## Written problem:
Convert the records below into a numbered list with one line per entry, omitting any blank lines and leaving out the pictures.

## Provided entries:
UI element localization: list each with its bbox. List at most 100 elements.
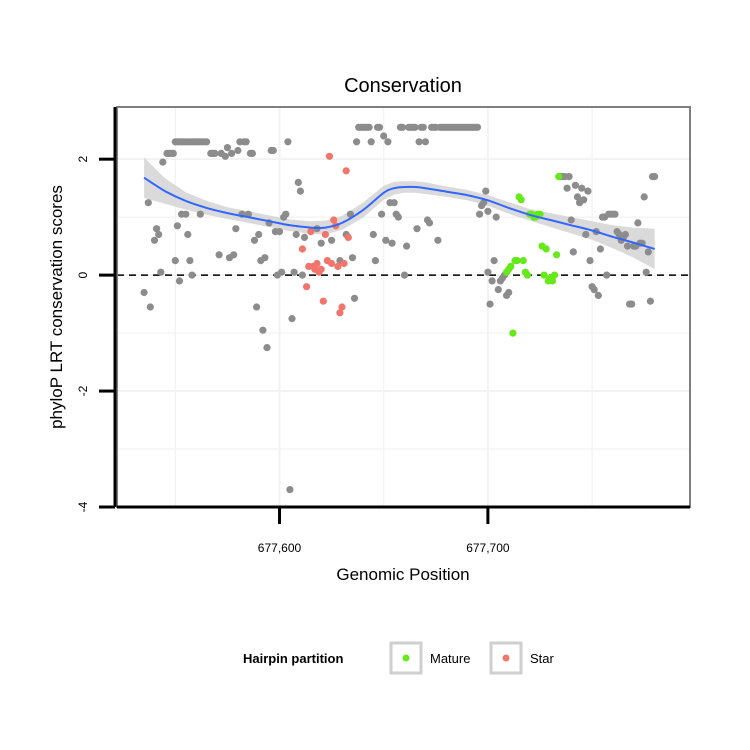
point-other [421, 138, 429, 146]
point-star [325, 152, 334, 160]
point-other [603, 271, 611, 279]
point-other [596, 245, 605, 253]
point-other [298, 271, 306, 279]
point-other [186, 257, 194, 265]
point-other [353, 138, 361, 146]
point-other [290, 268, 298, 276]
point-other [375, 123, 384, 131]
point-other [492, 213, 500, 221]
y-tick-label: 2 [76, 156, 90, 163]
legend-label-mature: Mature [430, 651, 470, 666]
point-other [586, 257, 594, 265]
x-tick-label: 677,600 [258, 541, 302, 555]
point-other [171, 257, 179, 265]
point-other [400, 271, 409, 279]
legend: Hairpin partition Mature Star [243, 641, 555, 675]
point-other [286, 486, 294, 494]
point-star [334, 262, 342, 270]
point-other [634, 219, 642, 227]
point-other [284, 138, 292, 146]
axes: -4 -2 0 2 677,600 677,700 [76, 107, 690, 555]
point-other [434, 236, 442, 244]
y-tick-label: 0 [76, 271, 90, 278]
point-other [173, 222, 181, 230]
point-star [313, 259, 321, 268]
point-other [275, 228, 284, 236]
point-other [350, 294, 359, 302]
point-other [594, 291, 602, 299]
point-other [473, 123, 482, 131]
point-other [203, 138, 211, 146]
panel-background [117, 107, 690, 507]
point-other [415, 138, 423, 146]
point-other [388, 239, 396, 247]
point-other [569, 248, 577, 256]
legend-key-mature [389, 641, 423, 675]
point-other [563, 184, 571, 192]
point-other [278, 268, 286, 276]
point-other [255, 230, 263, 239]
point-other [328, 236, 336, 244]
point-star [303, 283, 311, 291]
point-star [342, 167, 350, 175]
point-other [250, 236, 259, 244]
point-other [384, 138, 392, 146]
point-mature [551, 271, 559, 279]
legend-dot-star [502, 654, 510, 662]
point-other [640, 193, 648, 201]
point-other [196, 210, 204, 218]
point-other [378, 210, 386, 218]
y-tick-label: -2 [76, 385, 90, 396]
series-other [140, 123, 659, 494]
chart-title: Conservation [344, 75, 462, 97]
point-other [484, 268, 492, 276]
legend-item-mature: Mature [389, 641, 470, 675]
point-other [580, 196, 588, 204]
point-mature [519, 257, 527, 265]
point-other [317, 239, 325, 247]
point-other [288, 315, 296, 323]
legend-item-star: Star [489, 641, 555, 675]
point-mature [517, 196, 525, 204]
point-other [182, 210, 190, 218]
point-other [494, 286, 502, 294]
point-other [565, 173, 573, 181]
point-star [338, 303, 346, 311]
x-tick-label: 677,700 [466, 541, 510, 555]
point-other [651, 173, 659, 181]
point-other [480, 199, 488, 207]
point-other [578, 184, 586, 192]
point-mature [509, 329, 517, 337]
point-star [344, 233, 352, 241]
point-other [155, 230, 163, 239]
series-mature [503, 173, 563, 337]
point-other [263, 344, 271, 352]
point-other [232, 225, 240, 233]
point-other [157, 268, 165, 276]
point-other [590, 286, 598, 294]
point-other [365, 123, 373, 131]
point-other [584, 187, 592, 195]
point-other [282, 210, 290, 218]
point-other [567, 216, 575, 224]
y-tick-label: -4 [76, 501, 90, 512]
point-other [269, 146, 277, 155]
point-star [328, 259, 336, 268]
point-other [367, 138, 375, 146]
point-other [621, 230, 630, 239]
legend-label-star: Star [530, 651, 555, 666]
point-other [188, 271, 196, 279]
point-other [153, 225, 161, 233]
point-other [253, 303, 261, 311]
point-other [159, 158, 167, 166]
point-other [221, 152, 229, 160]
point-mature [523, 271, 532, 279]
point-mature [540, 271, 548, 279]
point-other [394, 213, 402, 221]
point-other [476, 210, 484, 218]
point-other [175, 277, 184, 285]
point-other [482, 187, 490, 195]
point-other [646, 297, 655, 305]
point-other [230, 251, 238, 259]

## Output:
1. UI element localization: list each with its bbox. List at most 100 elements.
2. point-other [421, 138, 429, 146]
3. point-star [325, 152, 334, 160]
4. point-other [603, 271, 611, 279]
5. point-other [596, 245, 605, 253]
6. point-other [298, 271, 306, 279]
7. point-other [186, 257, 194, 265]
8. point-other [353, 138, 361, 146]
9. point-other [290, 268, 298, 276]
10. point-other [375, 123, 384, 131]
11. point-other [492, 213, 500, 221]
12. y-tick-label: 2 [76, 156, 90, 163]
13. legend-label-mature: Mature [430, 651, 470, 666]
14. point-other [586, 257, 594, 265]
15. x-tick-label: 677,600 [258, 541, 302, 555]
16. point-other [171, 257, 179, 265]
17. point-other [400, 271, 409, 279]
18. legend: Hairpin partition Mature Star [243, 641, 555, 675]
19. point-other [286, 486, 294, 494]
20. point-star [334, 262, 342, 270]
21. point-other [634, 219, 642, 227]
22. point-other [284, 138, 292, 146]
23. axes: -4 -2 0 2 677,600 677,700 [76, 107, 690, 555]
24. point-other [434, 236, 442, 244]
25. y-tick-label: 0 [76, 271, 90, 278]
26. point-other [173, 222, 181, 230]
27. point-star [313, 259, 321, 268]
28. point-other [275, 228, 284, 236]
29. point-other [350, 294, 359, 302]
30. point-other [594, 291, 602, 299]
31. point-other [473, 123, 482, 131]
32. point-other [203, 138, 211, 146]
33. panel-background [117, 107, 690, 507]
34. point-other [415, 138, 423, 146]
35. point-other [388, 239, 396, 247]
36. point-other [569, 248, 577, 256]
37. legend-key-mature [389, 641, 423, 675]
38. point-other [563, 184, 571, 192]
39. point-other [278, 268, 286, 276]
40. point-other [255, 230, 263, 239]
41. point-other [328, 236, 336, 244]
42. point-star [303, 283, 311, 291]
43. point-star [342, 167, 350, 175]
44. point-other [250, 236, 259, 244]
45. point-other [384, 138, 392, 146]
46. point-mature [551, 271, 559, 279]
47. legend-dot-star [502, 654, 510, 662]
48. point-other [640, 193, 648, 201]
49. point-other [196, 210, 204, 218]
50. point-other [378, 210, 386, 218]
51. y-tick-label: -2 [76, 385, 90, 396]
52. series-other [140, 123, 659, 494]
53. chart-title: Conservation [344, 75, 462, 97]
54. point-other [484, 268, 492, 276]
55. legend-item-mature: Mature [389, 641, 470, 675]
56. point-other [580, 196, 588, 204]
57. point-mature [519, 257, 527, 265]
58. point-other [317, 239, 325, 247]
59. point-other [288, 315, 296, 323]
60. legend-item-star: Star [489, 641, 555, 675]
61. point-mature [517, 196, 525, 204]
62. point-other [182, 210, 190, 218]
63. point-other [494, 286, 502, 294]
64. point-other [565, 173, 573, 181]
65. point-star [338, 303, 346, 311]
66. x-tick-label: 677,700 [466, 541, 510, 555]
67. point-other [651, 173, 659, 181]
68. point-other [480, 199, 488, 207]
69. point-other [578, 184, 586, 192]
70. point-mature [509, 329, 517, 337]
71. point-star [344, 233, 352, 241]
72. point-other [155, 230, 163, 239]
73. series-mature [503, 173, 563, 337]
74. point-other [263, 344, 271, 352]
75. point-other [232, 225, 240, 233]
76. point-other [157, 268, 165, 276]
77. point-other [590, 286, 598, 294]
78. point-other [365, 123, 373, 131]
79. point-other [584, 187, 592, 195]
80. point-other [282, 210, 290, 218]
81. point-other [567, 216, 575, 224]
82. y-tick-label: -4 [76, 501, 90, 512]
83. point-other [269, 146, 277, 155]
84. point-star [328, 259, 336, 268]
85. point-other [367, 138, 375, 146]
86. point-other [621, 230, 630, 239]
87. legend-label-star: Star [530, 651, 555, 666]
88. point-other [188, 271, 196, 279]
89. point-other [153, 225, 161, 233]
90. point-other [253, 303, 261, 311]
91. point-other [159, 158, 167, 166]
92. point-other [221, 152, 229, 160]
93. point-mature [523, 271, 532, 279]
94. point-mature [540, 271, 548, 279]
95. point-other [394, 213, 402, 221]
96. point-other [476, 210, 484, 218]
97. point-other [175, 277, 184, 285]
98. point-other [482, 187, 490, 195]
99. point-other [646, 297, 655, 305]
100. point-other [230, 251, 238, 259]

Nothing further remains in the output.